# Information given start
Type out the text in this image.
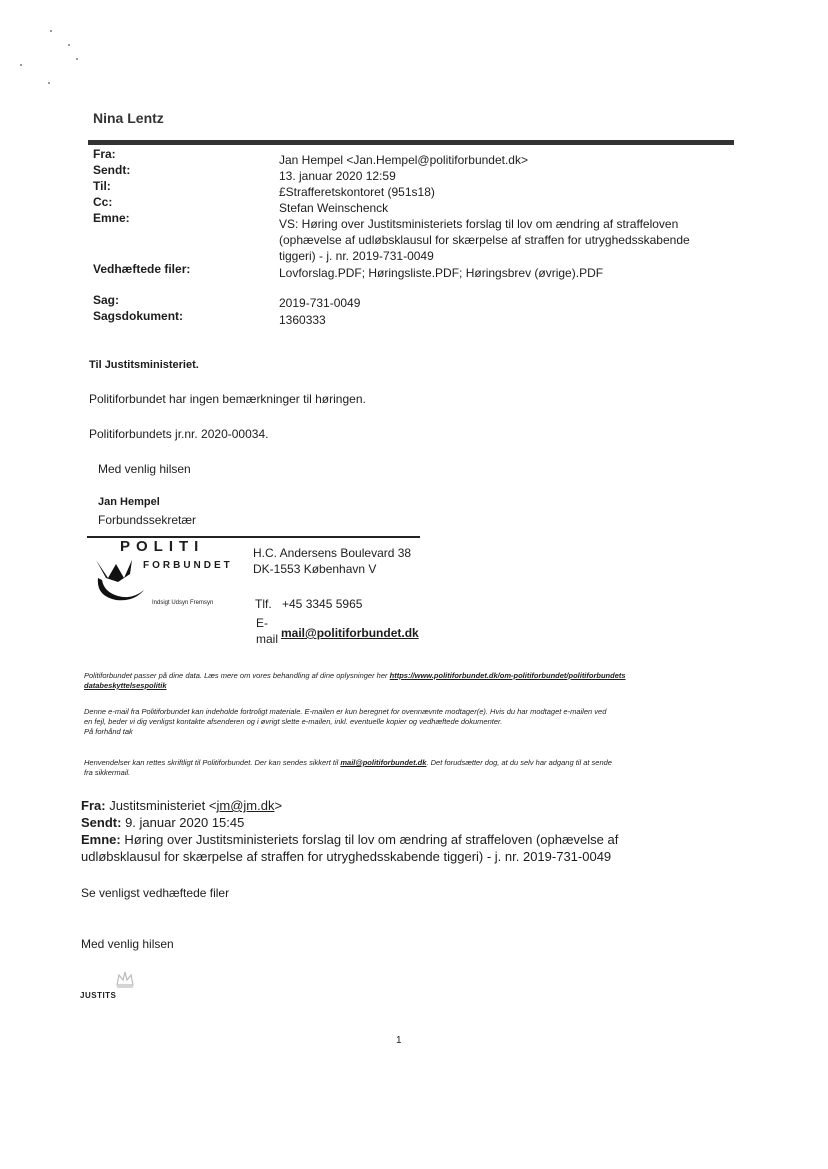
Nina Lentz
Fra:
Sendt:
Til:
Cc:
Emne:
Vedhæftede filer:
Sag:
Sagsdokument:
Jan Hempel <Jan.Hempel@politiforbundet.dk>
13. januar 2020 12:59
£Strafferetskontoret (951s18)
Stefan Weinschenck
VS: Høring over Justitsministeriets forslag til lov om ændring af straffeloven
(ophævelse af udløbsklausul for skærpelse af straffen for utryghedsskabende
tiggeri) - j. nr. 2019-731-0049
Lovforslag.PDF; Høringsliste.PDF; Høringsbrev (øvrige).PDF
2019-731-0049
1360333
Til Justitsministeriet.
Politiforbundet har ingen bemærkninger til høringen.
Politiforbundets jr.nr. 2020-00034.
Med venlig hilsen
Jan Hempel
Forbundssekretær
POLITI
FORBUNDET
Indsigt Udsyn Fremsyn
H.C. Andersens Boulevard 38
DK-1553 København V
Tlf. +45 3345 5965
E-
mail mail@politiforbundet.dk
Politiforbundet passer på dine data. Læs mere om vores behandling af dine oplysninger her https://www.politiforbundet.dk/om-politiforbundet/politiforbundets
databeskyttelsespolitik
Denne e-mail fra Politiforbundet kan indeholde fortroligt materiale. E-mailen er kun beregnet for ovennævnte modtager(e). Hvis du har modtaget e-mailen ved
en fejl, beder vi dig venligst kontakte afsenderen og i øvrigt slette e-mailen, inkl. eventuelle kopier og vedhæftede dokumenter.
På forhånd tak
Henvendelser kan rettes skriftligt til Politiforbundet. Der kan sendes sikkert til mail@politiforbundet.dk. Det forudsætter dog, at du selv har adgang til at sende
fra sikkermail.
Fra: Justitsministeriet <jm@jm.dk>
Sendt: 9. januar 2020 15:45
Emne: Høring over Justitsministeriets forslag til lov om ændring af straffeloven (ophævelse af
udløbsklausul for skærpelse af straffen for utryghedsskabende tiggeri) - j. nr. 2019-731-0049
Se venligst vedhæftede filer
Med venlig hilsen
JUSTITS
1
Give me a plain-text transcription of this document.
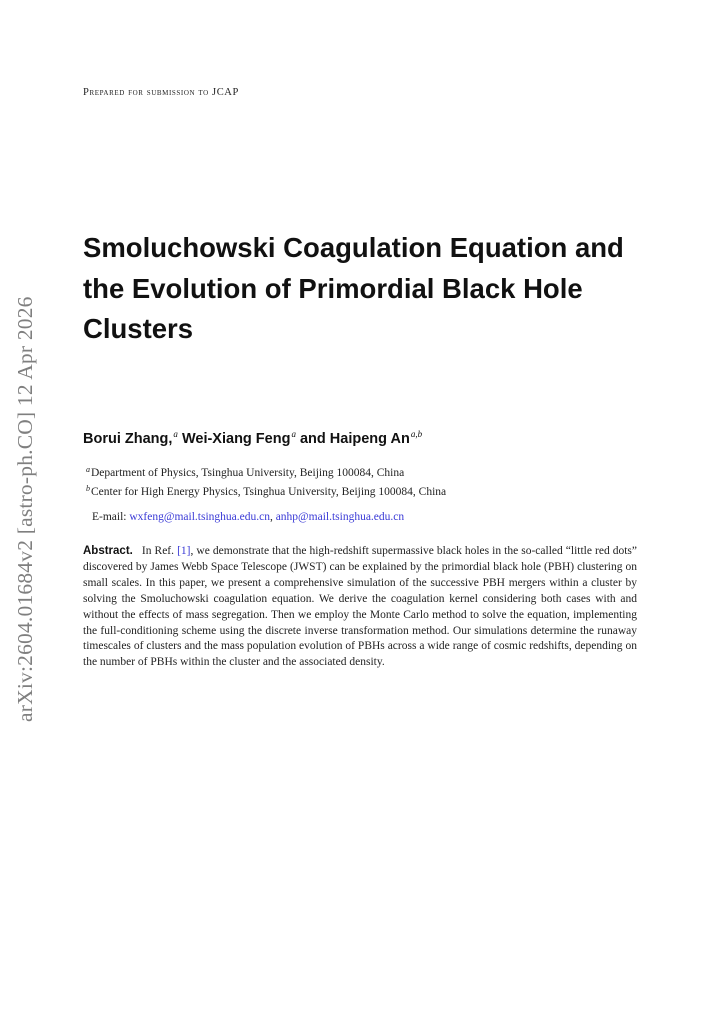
arXiv:2604.01684v2 [astro-ph.CO] 12 Apr 2026
Prepared for submission to JCAP
Smoluchowski Coagulation Equation and the Evolution of Primordial Black Hole Clusters
Borui Zhang,$^a$ Wei-Xiang Feng$^a$ and Haipeng An$^{a,b}$
$^a$Department of Physics, Tsinghua University, Beijing 100084, China
$^b$Center for High Energy Physics, Tsinghua University, Beijing 100084, China
E-mail: wxfeng@mail.tsinghua.edu.cn, anhp@mail.tsinghua.edu.cn

Abstract. In Ref. [1], we demonstrate that the high-redshift supermassive black holes in the so-called “little red dots” discovered by James Webb Space Telescope (JWST) can be explained by the primordial black hole (PBH) clustering on small scales. In this paper, we present a comprehensive simulation of the successive PBH mergers within a cluster by solving the Smoluchowski coagulation equation. We derive the coagulation kernel considering both cases with and without the effects of mass segregation. Then we employ the Monte Carlo method to solve the equation, implementing the full-conditioning scheme using the discrete inverse transformation method. Our simulations determine the runaway timescales of clusters and the mass population evolution of PBHs across a wide range of cosmic redshifts, depending on the number of PBHs within the cluster and the associated density.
# Information given end
### Problem statement
Collect every line above that contains the word "januar".

### Full solution
13. januar 2020 12:59
Sendt: 9. januar 2020 15:45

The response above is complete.